**RECORD EXCERPTS:**
□ □ □ □

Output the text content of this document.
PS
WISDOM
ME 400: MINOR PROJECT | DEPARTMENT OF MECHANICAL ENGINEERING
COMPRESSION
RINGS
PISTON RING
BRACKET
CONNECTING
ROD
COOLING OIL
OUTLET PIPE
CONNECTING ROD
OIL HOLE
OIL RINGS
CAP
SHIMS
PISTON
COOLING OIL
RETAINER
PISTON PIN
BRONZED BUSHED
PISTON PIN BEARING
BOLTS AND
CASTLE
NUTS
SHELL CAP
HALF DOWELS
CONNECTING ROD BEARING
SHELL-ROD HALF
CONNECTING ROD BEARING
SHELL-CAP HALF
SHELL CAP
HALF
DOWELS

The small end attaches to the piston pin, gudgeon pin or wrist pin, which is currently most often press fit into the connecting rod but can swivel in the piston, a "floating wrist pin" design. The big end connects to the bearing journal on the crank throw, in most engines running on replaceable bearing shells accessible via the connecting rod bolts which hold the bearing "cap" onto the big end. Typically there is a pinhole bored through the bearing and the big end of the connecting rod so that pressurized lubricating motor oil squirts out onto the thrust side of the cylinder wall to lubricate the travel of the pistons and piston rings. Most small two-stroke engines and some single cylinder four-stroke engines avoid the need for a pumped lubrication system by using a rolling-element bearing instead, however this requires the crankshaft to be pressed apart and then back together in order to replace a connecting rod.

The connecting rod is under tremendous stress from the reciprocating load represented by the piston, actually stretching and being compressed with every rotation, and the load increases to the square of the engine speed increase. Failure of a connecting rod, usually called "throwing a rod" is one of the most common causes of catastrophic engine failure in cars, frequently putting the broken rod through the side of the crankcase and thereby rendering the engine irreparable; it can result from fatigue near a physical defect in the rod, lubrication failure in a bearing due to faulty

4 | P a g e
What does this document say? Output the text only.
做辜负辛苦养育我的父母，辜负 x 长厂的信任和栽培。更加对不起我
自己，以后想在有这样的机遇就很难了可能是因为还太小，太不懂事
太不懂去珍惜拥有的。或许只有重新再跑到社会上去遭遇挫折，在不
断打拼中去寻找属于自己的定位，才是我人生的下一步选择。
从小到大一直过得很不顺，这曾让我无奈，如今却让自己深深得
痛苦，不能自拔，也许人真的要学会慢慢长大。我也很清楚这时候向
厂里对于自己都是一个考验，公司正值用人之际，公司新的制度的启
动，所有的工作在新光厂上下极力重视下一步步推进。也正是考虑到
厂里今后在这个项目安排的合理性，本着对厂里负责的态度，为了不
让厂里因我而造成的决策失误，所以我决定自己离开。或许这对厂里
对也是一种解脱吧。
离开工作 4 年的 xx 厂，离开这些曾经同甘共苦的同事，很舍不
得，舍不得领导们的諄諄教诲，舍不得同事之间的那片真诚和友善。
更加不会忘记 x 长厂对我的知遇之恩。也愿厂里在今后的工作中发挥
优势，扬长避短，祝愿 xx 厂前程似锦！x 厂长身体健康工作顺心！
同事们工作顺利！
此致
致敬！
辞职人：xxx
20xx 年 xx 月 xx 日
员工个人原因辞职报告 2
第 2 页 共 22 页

□ □ □ □

**PROBLEM DESCRIPTION:**
Write the entries again, exactly as they stand.

**TASK SOLUTION:**
Output the text content of this document.
PS
WISDOM
ME 400: MINOR PROJECT | DEPARTMENT OF MECHANICAL ENGINEERING
COMPRESSION
RINGS
PISTON RING
BRACKET
CONNECTING
ROD
COOLING OIL
OUTLET PIPE
CONNECTING ROD
OIL HOLE
OIL RINGS
CAP
SHIMS
PISTON
COOLING OIL
RETAINER
PISTON PIN
BRONZED BUSHED
PISTON PIN BEARING
BOLTS AND
CASTLE
NUTS
SHELL CAP
HALF DOWELS
CONNECTING ROD BEARING
SHELL-ROD HALF
CONNECTING ROD BEARING
SHELL-CAP HALF
SHELL CAP
HALF
DOWELS

The small end attaches to the piston pin, gudgeon pin or wrist pin, which is currently most often press fit into the connecting rod but can swivel in the piston, a "floating wrist pin" design. The big end connects to the bearing journal on the crank throw, in most engines running on replaceable bearing shells accessible via the connecting rod bolts which hold the bearing "cap" onto the big end. Typically there is a pinhole bored through the bearing and the big end of the connecting rod so that pressurized lubricating motor oil squirts out onto the thrust side of the cylinder wall to lubricate the travel of the pistons and piston rings. Most small two-stroke engines and some single cylinder four-stroke engines avoid the need for a pumped lubrication system by using a rolling-element bearing instead, however this requires the crankshaft to be pressed apart and then back together in order to replace a connecting rod.

The connecting rod is under tremendous stress from the reciprocating load represented by the piston, actually stretching and being compressed with every rotation, and the load increases to the square of the engine speed increase. Failure of a connecting rod, usually called "throwing a rod" is one of the most common causes of catastrophic engine failure in cars, frequently putting the broken rod through the side of the crankcase and thereby rendering the engine irreparable; it can result from fatigue near a physical defect in the rod, lubrication failure in a bearing due to faulty

4 | P a g e
What does this document say? Output the text only.
做辜负辛苦养育我的父母，辜负 x 长厂的信任和栽培。更加对不起我
自己，以后想在有这样的机遇就很难了可能是因为还太小，太不懂事
太不懂去珍惜拥有的。或许只有重新再跑到社会上去遭遇挫折，在不
断打拼中去寻找属于自己的定位，才是我人生的下一步选择。
从小到大一直过得很不顺，这曾让我无奈，如今却让自己深深得
痛苦，不能自拔，也许人真的要学会慢慢长大。我也很清楚这时候向
厂里对于自己都是一个考验，公司正值用人之际，公司新的制度的启
动，所有的工作在新光厂上下极力重视下一步步推进。也正是考虑到
厂里今后在这个项目安排的合理性，本着对厂里负责的态度，为了不
让厂里因我而造成的决策失误，所以我决定自己离开。或许这对厂里
对也是一种解脱吧。
离开工作 4 年的 xx 厂，离开这些曾经同甘共苦的同事，很舍不
得，舍不得领导们的諄諄教诲，舍不得同事之间的那片真诚和友善。
更加不会忘记 x 长厂对我的知遇之恩。也愿厂里在今后的工作中发挥
优势，扬长避短，祝愿 xx 厂前程似锦！x 厂长身体健康工作顺心！
同事们工作顺利！
此致
致敬！
辞职人：xxx
20xx 年 xx 月 xx 日
员工个人原因辞职报告 2
第 2 页 共 22 页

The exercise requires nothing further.